> _TASK DETAILS_
Wherever the string "东盟经开区" shows up in a line, count that line. Give the total alone.
===== DATASET RECORDS =====
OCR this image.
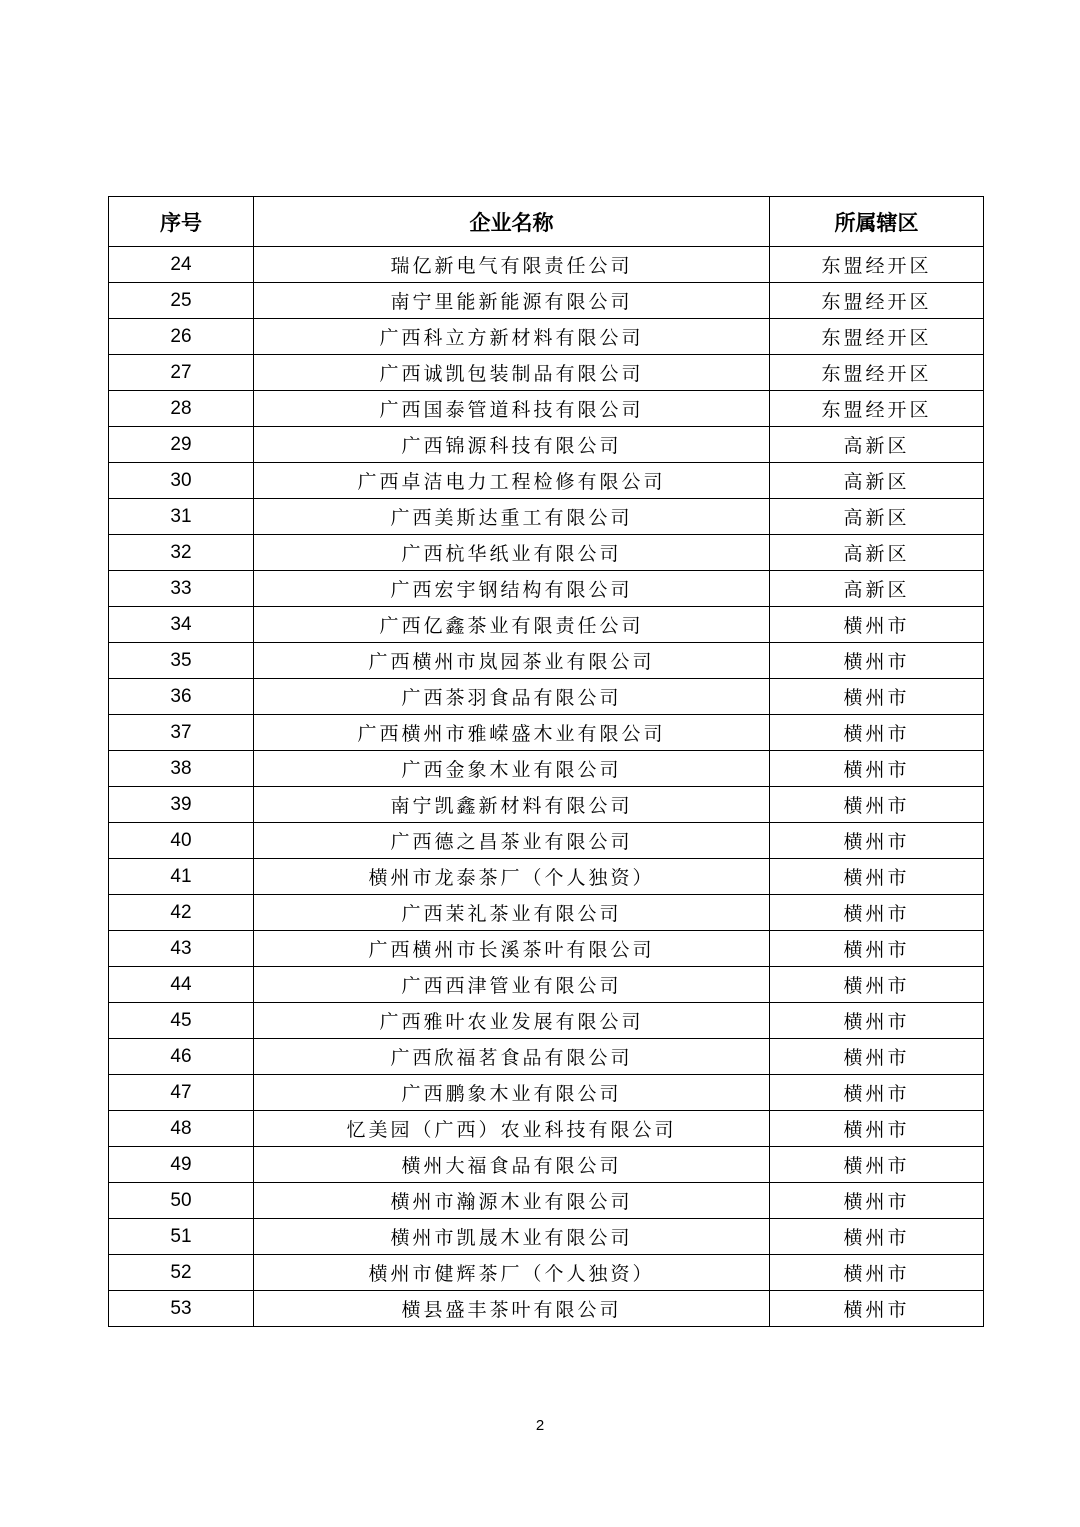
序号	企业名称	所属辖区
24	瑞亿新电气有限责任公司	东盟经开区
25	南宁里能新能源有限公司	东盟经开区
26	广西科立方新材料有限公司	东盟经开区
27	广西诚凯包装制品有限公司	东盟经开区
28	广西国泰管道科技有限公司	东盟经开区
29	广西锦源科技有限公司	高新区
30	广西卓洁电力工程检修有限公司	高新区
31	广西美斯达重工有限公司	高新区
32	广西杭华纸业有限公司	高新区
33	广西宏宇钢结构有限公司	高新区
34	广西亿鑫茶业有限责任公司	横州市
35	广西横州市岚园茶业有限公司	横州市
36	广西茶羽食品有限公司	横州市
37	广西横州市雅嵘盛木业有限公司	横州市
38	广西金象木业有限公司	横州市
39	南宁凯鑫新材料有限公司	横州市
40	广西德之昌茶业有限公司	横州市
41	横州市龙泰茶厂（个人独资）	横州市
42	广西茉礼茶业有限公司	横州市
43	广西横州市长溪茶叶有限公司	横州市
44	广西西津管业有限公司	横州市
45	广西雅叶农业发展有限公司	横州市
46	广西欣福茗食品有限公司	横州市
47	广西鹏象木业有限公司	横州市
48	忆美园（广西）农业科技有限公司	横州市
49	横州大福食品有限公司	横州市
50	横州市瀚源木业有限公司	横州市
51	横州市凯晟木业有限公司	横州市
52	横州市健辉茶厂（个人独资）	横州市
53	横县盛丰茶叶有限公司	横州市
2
=====
===== DATASET RECORDS =====
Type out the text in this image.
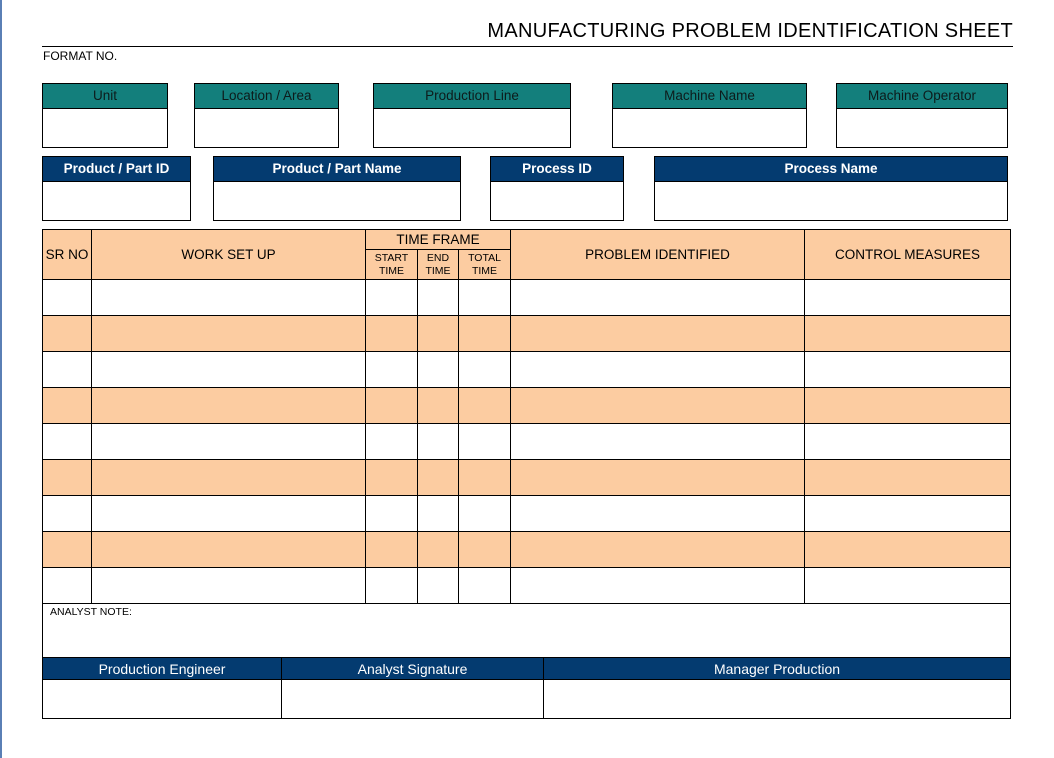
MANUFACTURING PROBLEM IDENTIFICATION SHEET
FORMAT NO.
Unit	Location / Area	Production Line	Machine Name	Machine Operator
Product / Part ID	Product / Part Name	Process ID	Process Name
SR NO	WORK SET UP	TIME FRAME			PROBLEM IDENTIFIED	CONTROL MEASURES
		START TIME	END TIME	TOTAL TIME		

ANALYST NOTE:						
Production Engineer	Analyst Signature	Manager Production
=====
> _SOLUTION FOR THIS PROBLEM_
5